» WHAT YOU WILL DO
Transcribe the listing in full, excluding any pictures.

» INFORMATION GIVEN
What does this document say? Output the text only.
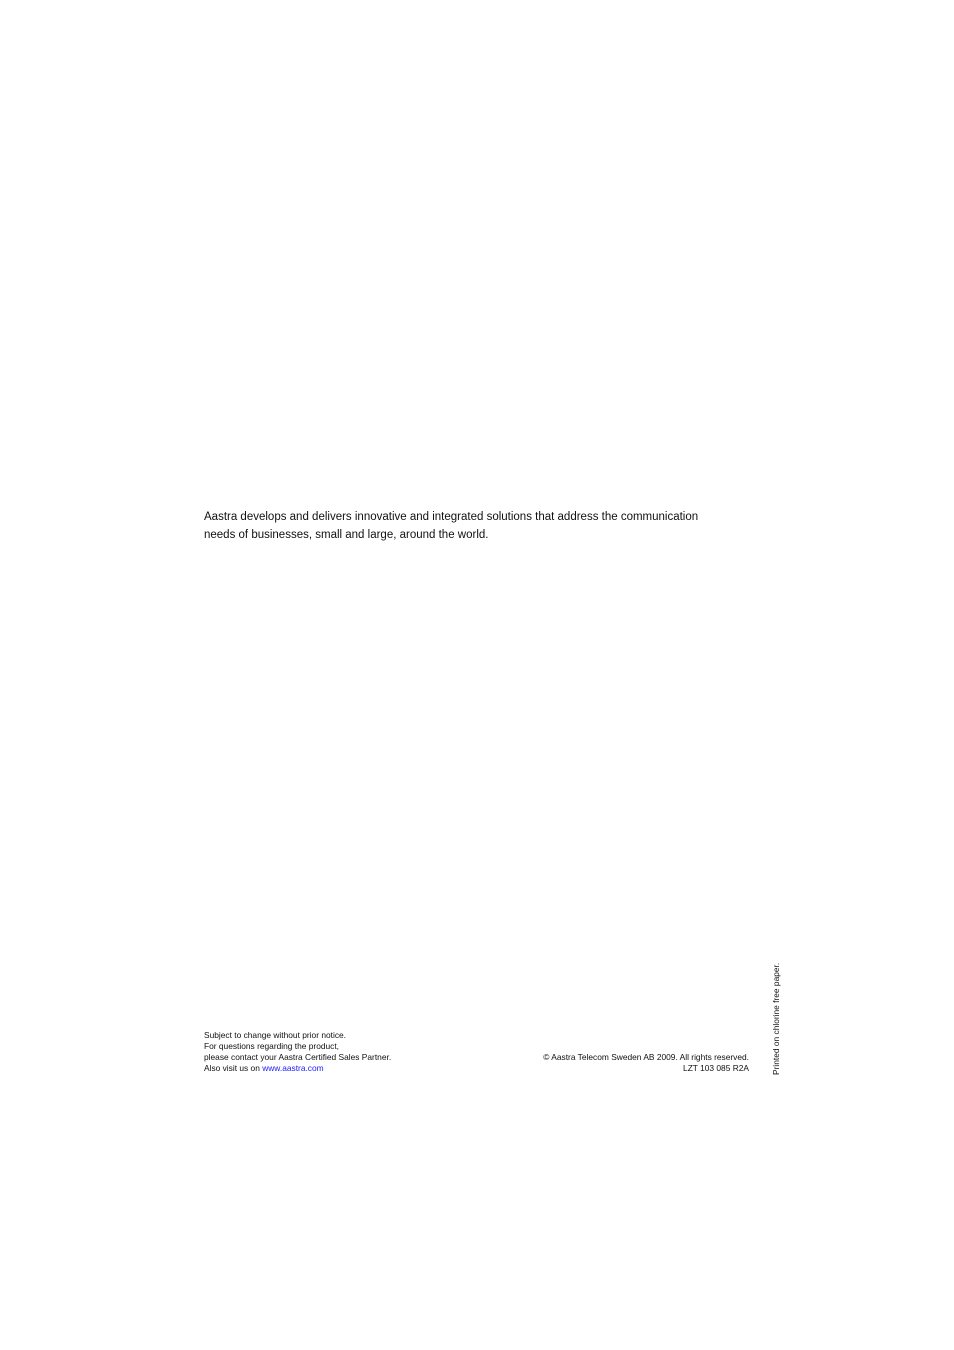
Aastra develops and delivers innovative and integrated solutions that address the communication
needs of businesses, small and large, around the world.

Subject to change without prior notice.
For questions regarding the product,
please contact your Aastra Certified Sales Partner.
Also visit us on www.aastra.com
© Aastra Telecom Sweden AB 2009. All rights reserved.
LZT 103 085 R2A	Printed on chlorine free paper.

» CORRECT ANSWER
What does this document say? Output the text only.
Aastra develops and delivers innovative and integrated solutions that address the communication
needs of businesses, small and large, around the world.

Subject to change without prior notice.
For questions regarding the product,
please contact your Aastra Certified Sales Partner.
Also visit us on www.aastra.com
© Aastra Telecom Sweden AB 2009. All rights reserved.
LZT 103 085 R2A	Printed on chlorine free paper.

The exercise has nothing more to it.